* **GIVEN INSTRUCTION**: The records below are split into lines. How many of those lines contain the string "aire"? Reply with the number only.

- - - -

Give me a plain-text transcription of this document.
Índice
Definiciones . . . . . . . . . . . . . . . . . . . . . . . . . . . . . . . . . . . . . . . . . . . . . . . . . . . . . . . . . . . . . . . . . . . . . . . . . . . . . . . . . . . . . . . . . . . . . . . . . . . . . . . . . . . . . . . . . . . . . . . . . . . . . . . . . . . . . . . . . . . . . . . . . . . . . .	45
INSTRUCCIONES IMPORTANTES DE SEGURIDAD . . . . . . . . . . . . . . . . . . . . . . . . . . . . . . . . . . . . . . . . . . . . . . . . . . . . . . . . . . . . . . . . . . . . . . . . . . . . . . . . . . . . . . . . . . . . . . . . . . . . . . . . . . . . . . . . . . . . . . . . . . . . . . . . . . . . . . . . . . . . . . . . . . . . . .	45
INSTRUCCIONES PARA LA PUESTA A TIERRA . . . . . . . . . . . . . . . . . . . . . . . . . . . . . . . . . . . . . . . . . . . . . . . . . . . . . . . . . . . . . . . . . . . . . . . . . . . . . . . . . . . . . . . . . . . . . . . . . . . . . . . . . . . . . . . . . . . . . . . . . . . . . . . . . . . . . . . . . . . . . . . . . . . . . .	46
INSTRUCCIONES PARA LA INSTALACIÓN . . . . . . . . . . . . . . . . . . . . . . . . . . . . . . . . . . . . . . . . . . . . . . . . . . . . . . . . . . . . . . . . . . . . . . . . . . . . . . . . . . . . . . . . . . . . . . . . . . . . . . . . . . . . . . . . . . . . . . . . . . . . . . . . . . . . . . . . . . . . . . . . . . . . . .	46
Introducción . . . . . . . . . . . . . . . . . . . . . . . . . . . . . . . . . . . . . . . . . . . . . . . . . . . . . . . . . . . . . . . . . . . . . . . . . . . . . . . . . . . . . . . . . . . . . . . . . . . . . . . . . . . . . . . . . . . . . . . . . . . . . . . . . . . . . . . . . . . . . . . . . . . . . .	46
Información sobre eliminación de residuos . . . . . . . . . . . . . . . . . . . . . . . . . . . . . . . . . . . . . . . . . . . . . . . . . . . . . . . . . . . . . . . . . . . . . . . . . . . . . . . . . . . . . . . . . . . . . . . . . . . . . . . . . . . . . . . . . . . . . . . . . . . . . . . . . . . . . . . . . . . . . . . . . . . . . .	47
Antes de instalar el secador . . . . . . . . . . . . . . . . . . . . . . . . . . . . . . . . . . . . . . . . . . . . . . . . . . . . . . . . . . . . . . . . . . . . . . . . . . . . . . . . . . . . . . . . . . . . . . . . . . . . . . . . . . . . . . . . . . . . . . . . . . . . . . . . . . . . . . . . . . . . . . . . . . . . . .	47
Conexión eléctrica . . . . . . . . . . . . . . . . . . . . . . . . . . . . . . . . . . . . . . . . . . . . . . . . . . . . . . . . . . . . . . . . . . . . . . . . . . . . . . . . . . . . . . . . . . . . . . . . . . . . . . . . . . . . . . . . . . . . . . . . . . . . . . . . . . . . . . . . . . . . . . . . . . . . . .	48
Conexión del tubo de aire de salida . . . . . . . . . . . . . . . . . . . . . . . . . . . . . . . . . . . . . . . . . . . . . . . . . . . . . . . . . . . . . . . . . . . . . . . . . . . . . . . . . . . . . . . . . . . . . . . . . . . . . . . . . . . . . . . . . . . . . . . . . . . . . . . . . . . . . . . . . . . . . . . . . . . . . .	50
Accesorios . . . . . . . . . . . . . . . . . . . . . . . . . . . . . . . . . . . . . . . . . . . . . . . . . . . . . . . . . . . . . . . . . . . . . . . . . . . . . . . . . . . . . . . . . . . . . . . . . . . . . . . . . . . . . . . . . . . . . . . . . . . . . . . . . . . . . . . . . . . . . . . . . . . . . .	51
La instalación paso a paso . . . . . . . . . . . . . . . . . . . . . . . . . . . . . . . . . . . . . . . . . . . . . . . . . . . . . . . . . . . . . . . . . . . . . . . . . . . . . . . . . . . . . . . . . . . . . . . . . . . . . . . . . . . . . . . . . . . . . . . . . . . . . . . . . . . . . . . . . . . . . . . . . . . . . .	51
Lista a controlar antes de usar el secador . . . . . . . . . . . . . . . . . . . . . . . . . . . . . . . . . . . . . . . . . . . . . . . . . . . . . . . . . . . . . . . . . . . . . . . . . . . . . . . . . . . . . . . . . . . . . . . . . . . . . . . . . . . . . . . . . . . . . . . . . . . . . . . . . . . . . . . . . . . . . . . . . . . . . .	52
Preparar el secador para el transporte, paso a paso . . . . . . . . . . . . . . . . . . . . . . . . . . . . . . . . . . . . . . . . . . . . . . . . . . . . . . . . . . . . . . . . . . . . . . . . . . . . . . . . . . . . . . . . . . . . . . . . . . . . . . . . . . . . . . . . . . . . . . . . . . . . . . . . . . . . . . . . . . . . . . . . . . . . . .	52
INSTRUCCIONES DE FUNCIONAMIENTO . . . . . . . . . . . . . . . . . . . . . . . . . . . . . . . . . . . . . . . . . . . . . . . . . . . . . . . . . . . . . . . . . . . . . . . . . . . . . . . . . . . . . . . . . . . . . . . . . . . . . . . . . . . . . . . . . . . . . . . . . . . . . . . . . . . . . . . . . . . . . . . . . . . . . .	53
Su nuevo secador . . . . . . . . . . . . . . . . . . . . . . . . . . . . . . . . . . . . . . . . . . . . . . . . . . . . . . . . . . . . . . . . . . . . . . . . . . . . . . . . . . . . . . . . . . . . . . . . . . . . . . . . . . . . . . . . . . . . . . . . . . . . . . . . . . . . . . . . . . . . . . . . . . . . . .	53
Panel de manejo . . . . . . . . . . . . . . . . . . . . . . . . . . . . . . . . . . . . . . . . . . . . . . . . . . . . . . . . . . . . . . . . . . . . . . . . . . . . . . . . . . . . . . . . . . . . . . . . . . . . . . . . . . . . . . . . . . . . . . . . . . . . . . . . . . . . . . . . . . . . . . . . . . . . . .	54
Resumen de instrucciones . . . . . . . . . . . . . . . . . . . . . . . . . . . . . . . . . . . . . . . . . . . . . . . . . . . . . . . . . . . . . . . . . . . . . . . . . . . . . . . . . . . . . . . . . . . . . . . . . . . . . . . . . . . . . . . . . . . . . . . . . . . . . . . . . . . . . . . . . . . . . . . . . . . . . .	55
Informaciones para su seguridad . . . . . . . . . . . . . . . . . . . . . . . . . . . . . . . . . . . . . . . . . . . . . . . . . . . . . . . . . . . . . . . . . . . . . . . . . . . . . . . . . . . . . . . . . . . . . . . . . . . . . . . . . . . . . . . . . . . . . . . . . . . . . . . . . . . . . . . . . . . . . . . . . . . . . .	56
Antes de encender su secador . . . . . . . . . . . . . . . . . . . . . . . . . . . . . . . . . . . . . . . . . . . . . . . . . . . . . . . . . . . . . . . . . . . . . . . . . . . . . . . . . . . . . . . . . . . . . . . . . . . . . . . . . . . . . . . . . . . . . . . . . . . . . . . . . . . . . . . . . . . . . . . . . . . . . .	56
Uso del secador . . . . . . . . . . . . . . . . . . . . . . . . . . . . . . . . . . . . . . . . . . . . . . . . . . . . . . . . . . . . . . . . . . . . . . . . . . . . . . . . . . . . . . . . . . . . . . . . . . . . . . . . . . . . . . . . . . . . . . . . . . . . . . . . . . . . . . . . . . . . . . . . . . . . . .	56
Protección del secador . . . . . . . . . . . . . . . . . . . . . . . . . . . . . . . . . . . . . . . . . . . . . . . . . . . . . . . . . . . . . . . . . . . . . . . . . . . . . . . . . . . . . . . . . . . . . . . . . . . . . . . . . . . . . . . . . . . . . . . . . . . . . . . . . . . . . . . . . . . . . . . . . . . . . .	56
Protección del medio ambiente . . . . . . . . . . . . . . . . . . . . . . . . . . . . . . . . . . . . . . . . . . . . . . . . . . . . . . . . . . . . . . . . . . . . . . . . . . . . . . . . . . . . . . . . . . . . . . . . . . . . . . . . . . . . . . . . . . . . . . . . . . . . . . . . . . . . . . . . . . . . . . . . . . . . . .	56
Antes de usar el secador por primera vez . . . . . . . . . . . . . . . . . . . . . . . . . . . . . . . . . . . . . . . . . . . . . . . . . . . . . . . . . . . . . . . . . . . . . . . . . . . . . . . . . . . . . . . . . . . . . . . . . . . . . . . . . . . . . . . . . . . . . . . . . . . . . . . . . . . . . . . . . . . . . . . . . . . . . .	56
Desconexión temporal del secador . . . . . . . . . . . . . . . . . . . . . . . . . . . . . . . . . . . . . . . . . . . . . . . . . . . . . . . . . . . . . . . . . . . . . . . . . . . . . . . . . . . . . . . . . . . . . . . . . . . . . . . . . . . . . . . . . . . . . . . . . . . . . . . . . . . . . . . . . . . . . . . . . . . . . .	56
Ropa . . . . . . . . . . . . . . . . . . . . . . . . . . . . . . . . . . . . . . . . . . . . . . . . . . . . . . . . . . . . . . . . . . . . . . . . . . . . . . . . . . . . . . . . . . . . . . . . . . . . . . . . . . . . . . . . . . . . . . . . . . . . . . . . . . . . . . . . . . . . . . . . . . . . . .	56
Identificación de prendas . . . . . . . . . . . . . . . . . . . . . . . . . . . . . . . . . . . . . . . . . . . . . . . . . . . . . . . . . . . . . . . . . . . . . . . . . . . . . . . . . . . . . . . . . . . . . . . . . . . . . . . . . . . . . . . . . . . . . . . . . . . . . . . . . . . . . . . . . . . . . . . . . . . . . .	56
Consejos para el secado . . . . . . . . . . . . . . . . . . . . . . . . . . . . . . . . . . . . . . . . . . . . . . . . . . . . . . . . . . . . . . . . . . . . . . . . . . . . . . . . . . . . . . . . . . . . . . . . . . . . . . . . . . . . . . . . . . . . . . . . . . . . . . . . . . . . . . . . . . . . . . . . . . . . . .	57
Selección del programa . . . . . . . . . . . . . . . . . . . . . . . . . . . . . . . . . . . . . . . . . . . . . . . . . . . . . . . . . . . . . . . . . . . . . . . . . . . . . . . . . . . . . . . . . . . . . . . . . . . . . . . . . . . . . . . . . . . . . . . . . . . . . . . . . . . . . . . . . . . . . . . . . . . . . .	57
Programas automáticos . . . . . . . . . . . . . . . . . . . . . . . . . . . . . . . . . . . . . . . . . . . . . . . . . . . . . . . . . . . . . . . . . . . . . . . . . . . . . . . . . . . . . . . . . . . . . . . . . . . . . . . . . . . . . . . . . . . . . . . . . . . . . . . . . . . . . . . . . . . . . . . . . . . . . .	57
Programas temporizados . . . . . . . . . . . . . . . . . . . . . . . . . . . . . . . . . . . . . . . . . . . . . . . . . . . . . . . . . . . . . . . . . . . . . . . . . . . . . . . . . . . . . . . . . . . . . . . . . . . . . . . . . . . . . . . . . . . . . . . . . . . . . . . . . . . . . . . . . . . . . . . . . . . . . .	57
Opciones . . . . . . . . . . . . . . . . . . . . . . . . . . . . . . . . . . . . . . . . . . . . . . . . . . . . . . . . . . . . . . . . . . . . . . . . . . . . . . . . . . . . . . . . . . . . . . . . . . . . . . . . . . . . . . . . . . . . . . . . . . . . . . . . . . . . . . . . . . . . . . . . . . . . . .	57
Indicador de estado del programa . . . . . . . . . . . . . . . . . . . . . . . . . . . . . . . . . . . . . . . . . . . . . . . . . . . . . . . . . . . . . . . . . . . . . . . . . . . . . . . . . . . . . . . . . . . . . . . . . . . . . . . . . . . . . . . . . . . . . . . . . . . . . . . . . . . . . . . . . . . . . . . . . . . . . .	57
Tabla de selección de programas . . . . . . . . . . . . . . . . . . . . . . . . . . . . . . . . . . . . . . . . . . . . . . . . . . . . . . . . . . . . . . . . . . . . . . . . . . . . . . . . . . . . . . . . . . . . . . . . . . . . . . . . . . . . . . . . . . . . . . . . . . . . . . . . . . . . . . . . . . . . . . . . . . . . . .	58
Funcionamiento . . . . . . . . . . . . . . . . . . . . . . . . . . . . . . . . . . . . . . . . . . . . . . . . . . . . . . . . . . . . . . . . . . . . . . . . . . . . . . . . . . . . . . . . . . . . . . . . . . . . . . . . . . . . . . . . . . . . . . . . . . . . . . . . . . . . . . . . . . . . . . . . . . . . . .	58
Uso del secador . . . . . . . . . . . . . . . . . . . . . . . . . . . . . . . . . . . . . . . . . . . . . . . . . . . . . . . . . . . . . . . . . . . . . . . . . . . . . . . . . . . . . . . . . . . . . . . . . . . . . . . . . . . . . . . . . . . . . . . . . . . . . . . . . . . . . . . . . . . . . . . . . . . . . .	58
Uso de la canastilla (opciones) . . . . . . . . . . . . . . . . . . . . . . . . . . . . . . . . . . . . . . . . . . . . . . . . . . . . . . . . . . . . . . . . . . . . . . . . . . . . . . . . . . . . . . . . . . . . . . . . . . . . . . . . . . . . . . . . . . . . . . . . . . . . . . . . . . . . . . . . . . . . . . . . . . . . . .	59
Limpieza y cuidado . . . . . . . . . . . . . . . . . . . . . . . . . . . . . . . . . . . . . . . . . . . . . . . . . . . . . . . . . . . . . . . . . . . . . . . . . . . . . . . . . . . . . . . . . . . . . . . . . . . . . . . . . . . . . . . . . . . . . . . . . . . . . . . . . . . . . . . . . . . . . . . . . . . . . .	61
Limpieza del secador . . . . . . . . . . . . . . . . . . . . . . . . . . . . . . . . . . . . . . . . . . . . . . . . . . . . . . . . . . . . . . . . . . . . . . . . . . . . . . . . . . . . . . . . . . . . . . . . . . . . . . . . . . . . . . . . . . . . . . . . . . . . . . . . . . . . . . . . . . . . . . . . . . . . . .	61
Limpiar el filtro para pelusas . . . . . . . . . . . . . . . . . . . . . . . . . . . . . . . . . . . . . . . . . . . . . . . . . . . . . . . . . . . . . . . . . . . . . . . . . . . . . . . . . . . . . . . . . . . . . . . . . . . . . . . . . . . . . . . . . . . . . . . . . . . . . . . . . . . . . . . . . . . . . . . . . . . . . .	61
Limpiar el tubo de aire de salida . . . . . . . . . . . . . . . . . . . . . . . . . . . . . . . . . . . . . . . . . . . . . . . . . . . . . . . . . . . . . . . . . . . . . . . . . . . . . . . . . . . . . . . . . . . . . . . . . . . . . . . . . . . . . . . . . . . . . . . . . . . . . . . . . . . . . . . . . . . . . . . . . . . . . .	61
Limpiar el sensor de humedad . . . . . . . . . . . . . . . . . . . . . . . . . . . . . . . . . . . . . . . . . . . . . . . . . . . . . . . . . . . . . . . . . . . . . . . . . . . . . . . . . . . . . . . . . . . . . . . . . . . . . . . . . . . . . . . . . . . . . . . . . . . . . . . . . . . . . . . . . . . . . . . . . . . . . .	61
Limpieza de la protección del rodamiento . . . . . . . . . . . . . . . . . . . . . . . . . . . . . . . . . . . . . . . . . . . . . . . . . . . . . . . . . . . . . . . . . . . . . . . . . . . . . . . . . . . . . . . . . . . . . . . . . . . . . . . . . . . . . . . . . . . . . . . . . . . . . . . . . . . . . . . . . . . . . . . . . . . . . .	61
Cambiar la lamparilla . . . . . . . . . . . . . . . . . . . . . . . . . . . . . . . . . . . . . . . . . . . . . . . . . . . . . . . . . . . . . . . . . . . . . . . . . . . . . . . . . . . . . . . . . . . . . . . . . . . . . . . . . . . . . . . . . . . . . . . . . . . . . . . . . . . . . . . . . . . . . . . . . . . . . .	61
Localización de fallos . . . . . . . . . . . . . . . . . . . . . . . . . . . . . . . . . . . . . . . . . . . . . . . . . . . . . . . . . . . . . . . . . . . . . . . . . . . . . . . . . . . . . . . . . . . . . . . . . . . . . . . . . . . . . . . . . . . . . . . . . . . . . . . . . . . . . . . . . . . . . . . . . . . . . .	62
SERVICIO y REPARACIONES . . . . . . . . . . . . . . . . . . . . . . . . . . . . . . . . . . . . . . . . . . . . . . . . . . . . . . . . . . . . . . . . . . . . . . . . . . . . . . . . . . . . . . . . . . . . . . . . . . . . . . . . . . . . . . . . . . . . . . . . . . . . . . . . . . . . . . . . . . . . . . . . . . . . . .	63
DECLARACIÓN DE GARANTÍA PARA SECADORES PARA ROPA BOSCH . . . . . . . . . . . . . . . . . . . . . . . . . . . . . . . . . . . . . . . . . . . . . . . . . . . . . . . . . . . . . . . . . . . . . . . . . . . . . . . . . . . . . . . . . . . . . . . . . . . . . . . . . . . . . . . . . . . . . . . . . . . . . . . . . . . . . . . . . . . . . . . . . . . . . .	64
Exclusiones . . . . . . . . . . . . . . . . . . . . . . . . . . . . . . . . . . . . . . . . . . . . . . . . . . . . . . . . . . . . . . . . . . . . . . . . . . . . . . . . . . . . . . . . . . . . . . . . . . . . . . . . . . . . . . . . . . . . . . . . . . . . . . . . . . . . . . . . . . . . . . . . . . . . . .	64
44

- - - -

* **THE RESULT**: 2